DIRECTIONS FOR THIS TASK — Copy out the listing that follows, exact in every word, and skip the images.

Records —
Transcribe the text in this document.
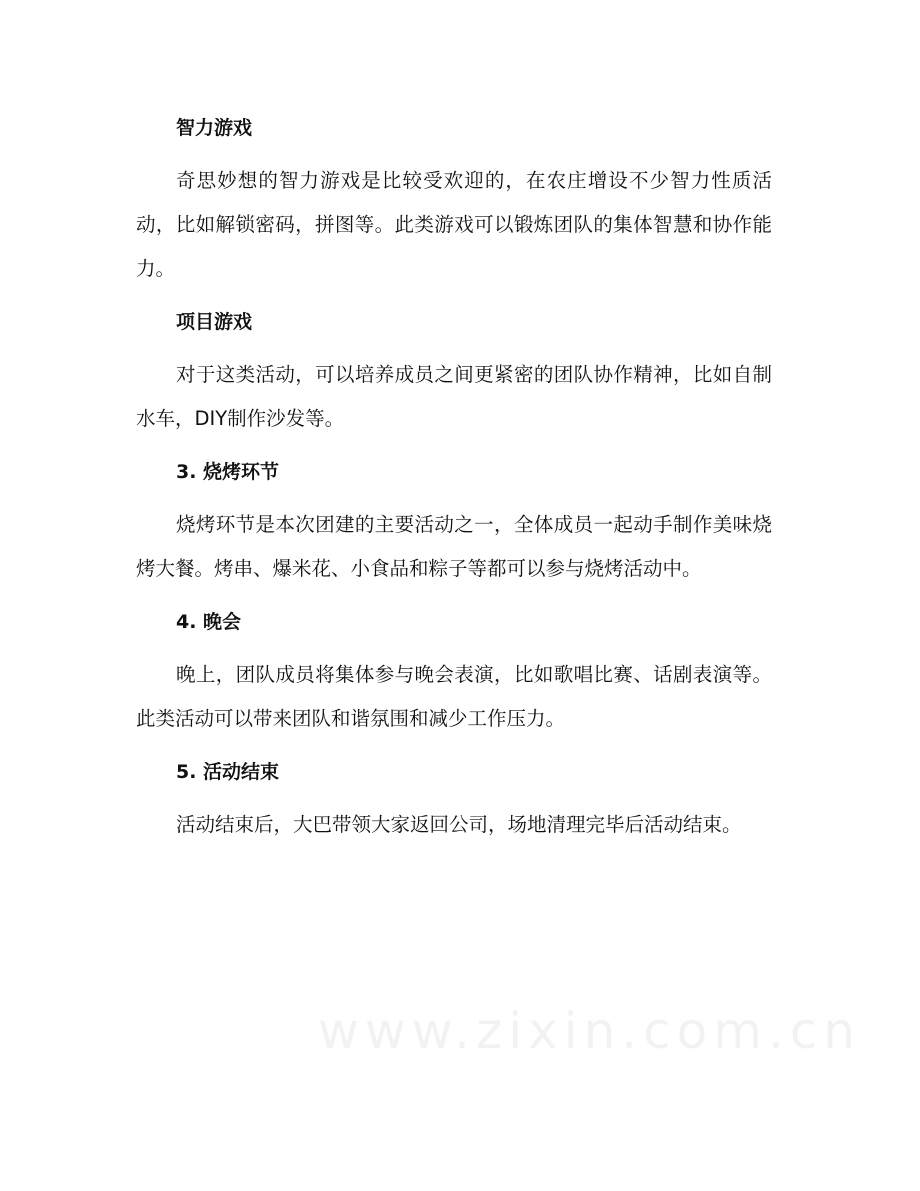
智力游戏

奇思妙想的智力游戏是比较受欢迎的，在农庄增设不少智力性质活动，比如解锁密码，拼图等。此类游戏可以锻炼团队的集体智慧和协作能力。

项目游戏

对于这类活动，可以培养成员之间更紧密的团队协作精神，比如自制水车，DIY制作沙发等。

3. 烧烤环节

烧烤环节是本次团建的主要活动之一，全体成员一起动手制作美味烧烤大餐。烤串、爆米花、小食品和粽子等都可以参与烧烤活动中。

4. 晚会

晚上，团队成员将集体参与晚会表演，比如歌唱比赛、话剧表演等。此类活动可以带来团队和谐氛围和减少工作压力。

5. 活动结束

活动结束后，大巴带领大家返回公司，场地清理完毕后活动结束。

www.zixin.com.cn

COMPLETED EXERCISE —
Transcribe the text in this document.
智力游戏

奇思妙想的智力游戏是比较受欢迎的，在农庄增设不少智力性质活动，比如解锁密码，拼图等。此类游戏可以锻炼团队的集体智慧和协作能力。

项目游戏

对于这类活动，可以培养成员之间更紧密的团队协作精神，比如自制水车，DIY制作沙发等。

3. 烧烤环节

烧烤环节是本次团建的主要活动之一，全体成员一起动手制作美味烧烤大餐。烤串、爆米花、小食品和粽子等都可以参与烧烤活动中。

4. 晚会

晚上，团队成员将集体参与晚会表演，比如歌唱比赛、话剧表演等。此类活动可以带来团队和谐氛围和减少工作压力。

5. 活动结束

活动结束后，大巴带领大家返回公司，场地清理完毕后活动结束。

www.zixin.com.cn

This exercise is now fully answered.